# Stored data start
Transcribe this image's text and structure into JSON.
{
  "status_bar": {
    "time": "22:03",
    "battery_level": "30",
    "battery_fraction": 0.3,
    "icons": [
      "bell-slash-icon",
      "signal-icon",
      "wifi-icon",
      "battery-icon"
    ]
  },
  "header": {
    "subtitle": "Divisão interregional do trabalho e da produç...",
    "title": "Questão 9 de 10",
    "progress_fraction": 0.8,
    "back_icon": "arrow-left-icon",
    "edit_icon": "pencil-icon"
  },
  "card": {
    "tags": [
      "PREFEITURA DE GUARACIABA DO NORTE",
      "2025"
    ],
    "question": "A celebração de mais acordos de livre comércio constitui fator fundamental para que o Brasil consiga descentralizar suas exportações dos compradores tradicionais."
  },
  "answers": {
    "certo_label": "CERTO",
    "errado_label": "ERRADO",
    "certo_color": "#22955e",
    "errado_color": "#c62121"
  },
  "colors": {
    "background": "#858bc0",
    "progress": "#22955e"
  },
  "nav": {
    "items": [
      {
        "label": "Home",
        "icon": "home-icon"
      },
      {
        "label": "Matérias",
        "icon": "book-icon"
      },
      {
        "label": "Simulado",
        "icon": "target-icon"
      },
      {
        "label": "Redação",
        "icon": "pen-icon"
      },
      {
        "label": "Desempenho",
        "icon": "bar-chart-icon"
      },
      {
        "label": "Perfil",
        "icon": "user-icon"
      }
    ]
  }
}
# Stored data end
# [The request]
All of the material above needs to be copied exactly.

# [Output]
Transcribe this image's text and structure into JSON.
{
  "status_bar": {
    "time": "22:03",
    "battery_level": "30",
    "battery_fraction": 0.3,
    "icons": [
      "bell-slash-icon",
      "signal-icon",
      "wifi-icon",
      "battery-icon"
    ]
  },
  "header": {
    "subtitle": "Divisão interregional do trabalho e da produç...",
    "title": "Questão 9 de 10",
    "progress_fraction": 0.8,
    "back_icon": "arrow-left-icon",
    "edit_icon": "pencil-icon"
  },
  "card": {
    "tags": [
      "PREFEITURA DE GUARACIABA DO NORTE",
      "2025"
    ],
    "question": "A celebração de mais acordos de livre comércio constitui fator fundamental para que o Brasil consiga descentralizar suas exportações dos compradores tradicionais."
  },
  "answers": {
    "certo_label": "CERTO",
    "errado_label": "ERRADO",
    "certo_color": "#22955e",
    "errado_color": "#c62121"
  },
  "colors": {
    "background": "#858bc0",
    "progress": "#22955e"
  },
  "nav": {
    "items": [
      {
        "label": "Home",
        "icon": "home-icon"
      },
      {
        "label": "Matérias",
        "icon": "book-icon"
      },
      {
        "label": "Simulado",
        "icon": "target-icon"
      },
      {
        "label": "Redação",
        "icon": "pen-icon"
      },
      {
        "label": "Desempenho",
        "icon": "bar-chart-icon"
      },
      {
        "label": "Perfil",
        "icon": "user-icon"
      }
    ]
  }
}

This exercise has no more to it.